SHORT TASK → Only the lines from the line containing "Give me a plain-text" to the end of the entries should be repeated, exactly as they appear.

EXERCISE MATERIAL →
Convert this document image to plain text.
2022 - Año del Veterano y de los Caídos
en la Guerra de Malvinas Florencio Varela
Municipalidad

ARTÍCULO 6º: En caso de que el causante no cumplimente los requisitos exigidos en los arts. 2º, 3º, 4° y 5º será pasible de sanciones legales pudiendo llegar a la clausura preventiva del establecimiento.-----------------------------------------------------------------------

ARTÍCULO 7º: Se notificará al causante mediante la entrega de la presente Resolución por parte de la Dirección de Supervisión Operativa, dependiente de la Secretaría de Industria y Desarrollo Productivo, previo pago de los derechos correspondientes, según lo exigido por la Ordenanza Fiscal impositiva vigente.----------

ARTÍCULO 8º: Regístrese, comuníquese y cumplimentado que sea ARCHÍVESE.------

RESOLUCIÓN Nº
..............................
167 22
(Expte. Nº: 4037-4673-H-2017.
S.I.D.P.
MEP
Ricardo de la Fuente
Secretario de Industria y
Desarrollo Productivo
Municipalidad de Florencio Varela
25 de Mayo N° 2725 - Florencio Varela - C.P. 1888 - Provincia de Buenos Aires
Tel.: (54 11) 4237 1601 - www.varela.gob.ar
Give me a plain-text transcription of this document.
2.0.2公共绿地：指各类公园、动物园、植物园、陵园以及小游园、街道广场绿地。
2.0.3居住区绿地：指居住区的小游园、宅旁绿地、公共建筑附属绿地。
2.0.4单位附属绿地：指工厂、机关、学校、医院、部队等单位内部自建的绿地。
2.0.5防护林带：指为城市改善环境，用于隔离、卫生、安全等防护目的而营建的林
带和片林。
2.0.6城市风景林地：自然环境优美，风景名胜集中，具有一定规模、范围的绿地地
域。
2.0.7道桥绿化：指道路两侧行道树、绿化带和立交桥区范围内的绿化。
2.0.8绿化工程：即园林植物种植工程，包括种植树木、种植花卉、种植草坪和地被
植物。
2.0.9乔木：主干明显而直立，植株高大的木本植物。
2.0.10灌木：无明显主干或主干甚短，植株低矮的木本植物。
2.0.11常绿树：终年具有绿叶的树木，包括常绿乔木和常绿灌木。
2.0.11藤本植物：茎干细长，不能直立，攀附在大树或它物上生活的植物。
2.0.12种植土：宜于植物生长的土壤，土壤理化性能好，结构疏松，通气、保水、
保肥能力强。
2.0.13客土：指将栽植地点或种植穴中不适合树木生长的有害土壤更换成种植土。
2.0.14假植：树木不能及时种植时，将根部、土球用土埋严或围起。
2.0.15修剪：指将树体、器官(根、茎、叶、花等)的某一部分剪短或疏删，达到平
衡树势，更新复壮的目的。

TASK RESULT →
Give me a plain-text transcription of this document.
2.0.2公共绿地：指各类公园、动物园、植物园、陵园以及小游园、街道广场绿地。
2.0.3居住区绿地：指居住区的小游园、宅旁绿地、公共建筑附属绿地。
2.0.4单位附属绿地：指工厂、机关、学校、医院、部队等单位内部自建的绿地。
2.0.5防护林带：指为城市改善环境，用于隔离、卫生、安全等防护目的而营建的林
带和片林。
2.0.6城市风景林地：自然环境优美，风景名胜集中，具有一定规模、范围的绿地地
域。
2.0.7道桥绿化：指道路两侧行道树、绿化带和立交桥区范围内的绿化。
2.0.8绿化工程：即园林植物种植工程，包括种植树木、种植花卉、种植草坪和地被
植物。
2.0.9乔木：主干明显而直立，植株高大的木本植物。
2.0.10灌木：无明显主干或主干甚短，植株低矮的木本植物。
2.0.11常绿树：终年具有绿叶的树木，包括常绿乔木和常绿灌木。
2.0.11藤本植物：茎干细长，不能直立，攀附在大树或它物上生活的植物。
2.0.12种植土：宜于植物生长的土壤，土壤理化性能好，结构疏松，通气、保水、
保肥能力强。
2.0.13客土：指将栽植地点或种植穴中不适合树木生长的有害土壤更换成种植土。
2.0.14假植：树木不能及时种植时，将根部、土球用土埋严或围起。
2.0.15修剪：指将树体、器官(根、茎、叶、花等)的某一部分剪短或疏删，达到平
衡树势，更新复壮的目的。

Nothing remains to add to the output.